Job 1:
Answer these questions from the Leica M10 review, one line each:
(a) How much does the camera weigh with the battery fitted?
(b) How long does the hand grinding and polishing of the top and base plates take?
(c) What is the magnification factor of the improved viewfinder?
Job 2:
In the Leica M10 review, turn the paragraph beginning "The top and base plates" into a short bulleted list that keeps its main facts.
Job 3:
Write the next part of the Leica M10 review, starting after its final sentence.

Article:
- - - -
Leica M10 Review

March 30, 2017 | Mark Goldstein | Rating star Rating star Rating star Rating star Half rating star


The Leica M10 is a 24 megapixel digital M-system rangefinder camera with a 35mm full-frame (24 x 36mm) CMOS sensor with no optical low pass filter. Other key features of the Leica M10 include an improved viewfinder with a magnification factor of 0.73 and a 50% higher eye-point, an expanded sensitivity range of ISO 100-50,000, the latest-generation Maestro II image processor, a new top-mounted ISO setting dial, a sequential shooting speed of 5fps, integrated wi-fi connectivity and a customisable Favourites Menu. The recommended retail price of the Leica M10 is £5,600 / €6,500 / $6,595 and it's available in silver or black.

Ease of Use

The new Leica M10 has a stealthy all-black colour-way, with the front half of it and part of the rear featuring a diamond leatherette pattern to aid grip, along with a raised thumb-shaped rest on the rear. There is nothing resembling a traditional handgrip provided with the camera at all, but having said that, the solidity and weight of the M10's build - 660g with the battery fitted - means that it didn't feel like the camera would suddenly slip from our grasp at any point.

The top and base plates of the M10 are milled from solid blocks of brass, ground and polished by hand in a painstaking 40-minute process, and combined with a full-metal, magnesium alloy chassis, resulting in a very solid feeling camera that goes along way to justifying the price-tag. Special rubber seals provide some protection against light showers and dust, although Leica stop short of saying that the M10 is fully weatherproof. The dimensions of the M10 are now identical to those of analogue M-cameras, measuring 33.7mm in width, making it the slimmest digital M camera of all time.
- - - -
Recorded data:
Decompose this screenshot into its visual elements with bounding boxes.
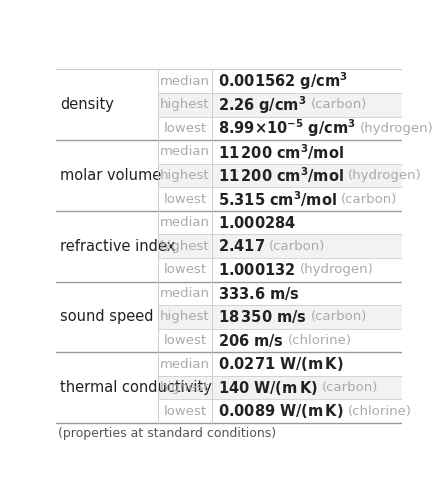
Text: $\mathbf{5.315\ cm^3/mol}$: $\mathbf{5.315\ cm^3/mol}$: [218, 189, 337, 209]
Bar: [56, 352, 158, 376]
Bar: [158, 187, 212, 211]
Text: lowest: lowest: [163, 193, 207, 206]
Text: (carbon): (carbon): [322, 381, 378, 394]
Text: highest: highest: [160, 310, 210, 323]
Bar: [56, 140, 158, 164]
Bar: [56, 281, 158, 305]
Text: lowest: lowest: [163, 405, 207, 418]
Bar: [158, 329, 212, 352]
Bar: [212, 352, 402, 376]
Text: $\mathbf{0.0271\ W/(m\,K)}$: $\mathbf{0.0271\ W/(m\,K)}$: [218, 355, 344, 373]
Text: (hydrogen): (hydrogen): [299, 263, 373, 276]
Bar: [212, 258, 402, 281]
Text: molar volume: molar volume: [60, 168, 161, 183]
Bar: [158, 399, 212, 423]
Text: $\mathbf{206\ m/s}$: $\mathbf{206\ m/s}$: [218, 332, 284, 349]
Text: $\mathbf{333.6\ m/s}$: $\mathbf{333.6\ m/s}$: [218, 285, 299, 302]
Text: $\mathbf{8.99{\times}10^{-5}\ g/cm^3}$: $\mathbf{8.99{\times}10^{-5}\ g/cm^3}$: [218, 118, 356, 139]
Bar: [212, 281, 402, 305]
Text: highest: highest: [160, 169, 210, 182]
Bar: [212, 376, 402, 399]
Text: $\mathbf{0.001562\ g/cm^3}$: $\mathbf{0.001562\ g/cm^3}$: [218, 70, 348, 92]
Bar: [212, 187, 402, 211]
Bar: [212, 164, 402, 187]
Text: $\mathbf{0.0089\ W/(m\,K)}$: $\mathbf{0.0089\ W/(m\,K)}$: [218, 402, 344, 420]
Text: $\mathbf{2.417}$: $\mathbf{2.417}$: [218, 238, 265, 254]
Text: $\mathbf{11\,200\ cm^3/mol}$: $\mathbf{11\,200\ cm^3/mol}$: [218, 142, 344, 162]
Bar: [212, 140, 402, 164]
Text: $\mathbf{140\ W/(m\,K)}$: $\mathbf{140\ W/(m\,K)}$: [218, 379, 318, 397]
Bar: [212, 399, 402, 423]
Bar: [158, 69, 212, 93]
Bar: [56, 187, 158, 211]
Bar: [56, 329, 158, 352]
Bar: [212, 211, 402, 235]
Text: $\mathbf{1.000284}$: $\mathbf{1.000284}$: [218, 215, 296, 231]
Bar: [56, 258, 158, 281]
Bar: [158, 93, 212, 117]
Text: median: median: [160, 216, 210, 229]
Text: thermal conductivity: thermal conductivity: [60, 380, 212, 395]
Text: $\mathbf{1.000132}$: $\mathbf{1.000132}$: [218, 262, 295, 278]
Text: highest: highest: [160, 98, 210, 111]
Text: (chlorine): (chlorine): [288, 334, 352, 347]
Bar: [158, 376, 212, 399]
Text: median: median: [160, 75, 210, 88]
Text: (hydrogen): (hydrogen): [360, 122, 434, 135]
Text: sound speed: sound speed: [60, 309, 153, 324]
Text: (carbon): (carbon): [341, 193, 397, 206]
Text: highest: highest: [160, 381, 210, 394]
Bar: [158, 164, 212, 187]
Text: highest: highest: [160, 240, 210, 252]
Bar: [56, 69, 158, 93]
Bar: [212, 305, 402, 329]
Bar: [56, 235, 158, 258]
Text: $\mathbf{18\,350\ m/s}$: $\mathbf{18\,350\ m/s}$: [218, 308, 307, 325]
Bar: [56, 164, 158, 187]
Bar: [56, 211, 158, 235]
Text: $\mathbf{11\,200\ cm^3/mol}$: $\mathbf{11\,200\ cm^3/mol}$: [218, 166, 344, 186]
Text: lowest: lowest: [163, 263, 207, 276]
Bar: [158, 305, 212, 329]
Bar: [56, 93, 158, 117]
Text: (carbon): (carbon): [269, 240, 325, 252]
Text: lowest: lowest: [163, 122, 207, 135]
Text: density: density: [60, 97, 114, 112]
Text: median: median: [160, 358, 210, 371]
Bar: [212, 93, 402, 117]
Text: (chlorine): (chlorine): [348, 405, 412, 418]
Text: (carbon): (carbon): [311, 310, 367, 323]
Bar: [56, 399, 158, 423]
Bar: [158, 117, 212, 140]
Bar: [158, 235, 212, 258]
Bar: [212, 329, 402, 352]
Bar: [212, 117, 402, 140]
Text: refractive index: refractive index: [60, 239, 175, 253]
Bar: [158, 258, 212, 281]
Bar: [158, 352, 212, 376]
Bar: [158, 211, 212, 235]
Bar: [56, 376, 158, 399]
Text: median: median: [160, 146, 210, 159]
Text: median: median: [160, 287, 210, 300]
Text: lowest: lowest: [163, 334, 207, 347]
Bar: [158, 281, 212, 305]
Bar: [56, 305, 158, 329]
Bar: [212, 235, 402, 258]
Bar: [56, 117, 158, 140]
Text: (hydrogen): (hydrogen): [348, 169, 422, 182]
Bar: [212, 69, 402, 93]
Bar: [158, 140, 212, 164]
Text: (properties at standard conditions): (properties at standard conditions): [58, 427, 276, 440]
Text: $\mathbf{2.26\ g/cm^3}$: $\mathbf{2.26\ g/cm^3}$: [218, 94, 306, 116]
Text: (carbon): (carbon): [311, 98, 367, 111]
- - - -
Result 1:
(a) 660g
(b) 40 minutes
(c) 0.73

Result 2:
- The top and base plates are milled from solid brass blocks, then ground and polished by hand in a 40-minute process.
- They are combined with a full-metal magnesium alloy chassis, so the camera feels very solid, which helps justify its price.
- Rubber seals offer some protection against light showers and dust, but Leica does not call the camera fully weatherproof.
- Its dimensions now match those of analogue M cameras, and at 33.7mm wide it is the slimmest digital M camera ever.

Result 3:
The Leica M10 has a brand new 24 megapixel full-frame CMOS sensor developed especially for the camera. In conjunction with the Maestro II image processor, this allows the M10 to provide an extensive IOS range of 100-50,000 and for it to be able to shoot at 5fps, making it the fastest ever Leica M camera.

Leica M10
Front of the Leica M10

The front of the Leica M10 is adorned with the famous red Leica badge and logo directly above the lens. Top-left of the lens, if viewing the camera front-on, is a rectangular porthole containing the traditional AF assist/self timer lamp, underneath which is a black button that a display a magnified view on the screen or EVF to aid with precise focusing adjustment. A silver lens release button is on the left-hand side of the lens mount, and over on the right is the very traditional frame-line selection lever, which allows you to see the field of view of various lenses without actually having to mount them on the camera (in the dual combinations of28+90mm, 35+135mm, 50+75mm).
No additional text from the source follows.